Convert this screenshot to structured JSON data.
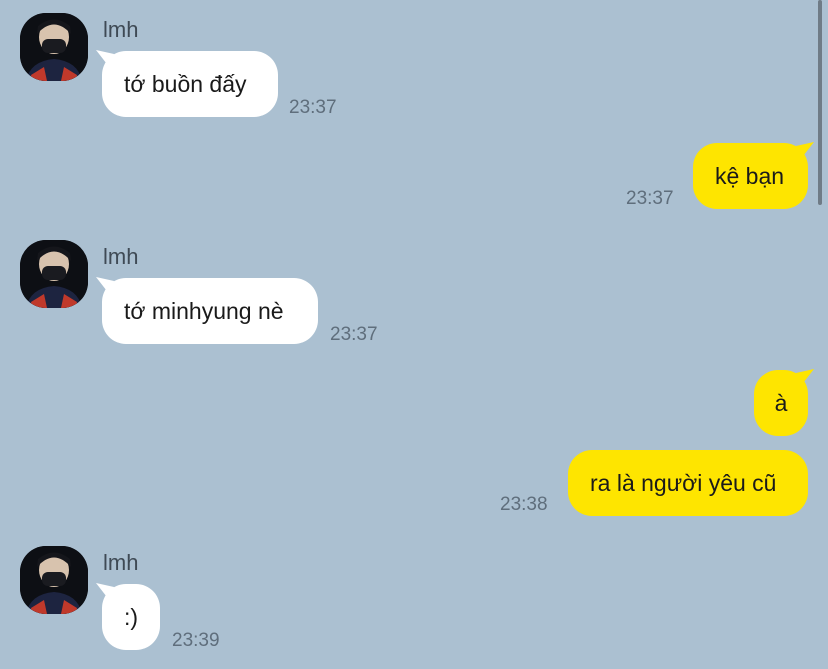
{
  "colors": {
    "background": "#abc0d1",
    "incoming_bubble": "#ffffff",
    "outgoing_bubble": "#fee500"
  },
  "messages": [
    {
      "direction": "in",
      "sender": "lmh",
      "text": "tớ buồn đấy",
      "time": "23:37"
    },
    {
      "direction": "out",
      "text": "kệ bạn",
      "time": "23:37"
    },
    {
      "direction": "in",
      "sender": "lmh",
      "text": "tớ minhyung nè",
      "time": "23:37"
    },
    {
      "direction": "out",
      "text": "à",
      "time": ""
    },
    {
      "direction": "out",
      "text": "ra là người yêu cũ",
      "time": "23:38"
    },
    {
      "direction": "in",
      "sender": "lmh",
      "text": ":)",
      "time": "23:39"
    }
  ]
}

=-=-=

● EXERCISE INSTRUCTIONS: Copy out all of the data word for word. Do not carry over any picture.

● THE OUTPUT:
Convert this screenshot to structured JSON data.
{
  "colors": {
    "background": "#abc0d1",
    "incoming_bubble": "#ffffff",
    "outgoing_bubble": "#fee500"
  },
  "messages": [
    {
      "direction": "in",
      "sender": "lmh",
      "text": "tớ buồn đấy",
      "time": "23:37"
    },
    {
      "direction": "out",
      "text": "kệ bạn",
      "time": "23:37"
    },
    {
      "direction": "in",
      "sender": "lmh",
      "text": "tớ minhyung nè",
      "time": "23:37"
    },
    {
      "direction": "out",
      "text": "à",
      "time": ""
    },
    {
      "direction": "out",
      "text": "ra là người yêu cũ",
      "time": "23:38"
    },
    {
      "direction": "in",
      "sender": "lmh",
      "text": ":)",
      "time": "23:39"
    }
  ]
}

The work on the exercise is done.